#### WHAT THE TASK REQUIRES:
Please list all lines of the material below in which the string "this" occurs.

* Start *

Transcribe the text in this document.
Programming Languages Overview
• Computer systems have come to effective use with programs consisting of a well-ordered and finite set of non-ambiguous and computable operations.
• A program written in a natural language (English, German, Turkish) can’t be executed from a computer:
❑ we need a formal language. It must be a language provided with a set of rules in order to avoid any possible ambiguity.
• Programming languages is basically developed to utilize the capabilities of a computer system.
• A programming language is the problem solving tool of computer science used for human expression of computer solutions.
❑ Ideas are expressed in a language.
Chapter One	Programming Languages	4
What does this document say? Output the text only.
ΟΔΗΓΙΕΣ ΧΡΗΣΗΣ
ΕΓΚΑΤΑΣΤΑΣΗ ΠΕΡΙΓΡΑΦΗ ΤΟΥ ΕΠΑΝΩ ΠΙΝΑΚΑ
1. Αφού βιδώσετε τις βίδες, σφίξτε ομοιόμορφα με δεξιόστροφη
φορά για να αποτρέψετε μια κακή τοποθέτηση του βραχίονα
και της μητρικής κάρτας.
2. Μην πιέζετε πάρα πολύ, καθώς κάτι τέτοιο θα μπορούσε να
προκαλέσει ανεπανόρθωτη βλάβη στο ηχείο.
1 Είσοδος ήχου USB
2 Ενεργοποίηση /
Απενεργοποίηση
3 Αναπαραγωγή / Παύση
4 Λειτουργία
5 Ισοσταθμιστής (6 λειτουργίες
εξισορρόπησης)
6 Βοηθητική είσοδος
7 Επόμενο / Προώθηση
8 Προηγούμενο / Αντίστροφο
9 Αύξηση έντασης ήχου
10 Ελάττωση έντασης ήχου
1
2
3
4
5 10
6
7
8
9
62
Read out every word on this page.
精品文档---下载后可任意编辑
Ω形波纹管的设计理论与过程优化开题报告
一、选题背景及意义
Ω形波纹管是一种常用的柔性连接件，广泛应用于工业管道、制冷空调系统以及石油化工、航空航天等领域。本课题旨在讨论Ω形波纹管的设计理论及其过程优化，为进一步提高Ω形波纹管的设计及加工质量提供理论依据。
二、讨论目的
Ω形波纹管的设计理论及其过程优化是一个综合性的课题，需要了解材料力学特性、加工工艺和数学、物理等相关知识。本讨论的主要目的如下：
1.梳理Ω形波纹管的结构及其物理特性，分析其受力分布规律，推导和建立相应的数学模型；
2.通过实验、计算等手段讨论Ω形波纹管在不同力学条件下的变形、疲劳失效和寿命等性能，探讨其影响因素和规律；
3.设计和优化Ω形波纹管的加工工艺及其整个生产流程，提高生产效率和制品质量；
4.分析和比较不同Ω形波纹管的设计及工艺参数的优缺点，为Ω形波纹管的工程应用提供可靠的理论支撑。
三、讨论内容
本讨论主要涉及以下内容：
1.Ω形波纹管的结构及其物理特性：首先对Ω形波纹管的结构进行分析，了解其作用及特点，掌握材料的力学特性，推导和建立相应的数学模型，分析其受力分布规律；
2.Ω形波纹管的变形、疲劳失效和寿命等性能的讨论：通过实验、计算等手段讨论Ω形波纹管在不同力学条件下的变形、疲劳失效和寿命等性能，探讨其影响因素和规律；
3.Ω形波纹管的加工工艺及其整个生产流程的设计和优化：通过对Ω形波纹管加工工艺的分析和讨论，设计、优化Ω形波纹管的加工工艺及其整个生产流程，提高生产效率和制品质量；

* End *

#### EXERCISE ANSWER:
Transcribe the text in this document.
What does this document say? Output the text only.
Read out every word on this page.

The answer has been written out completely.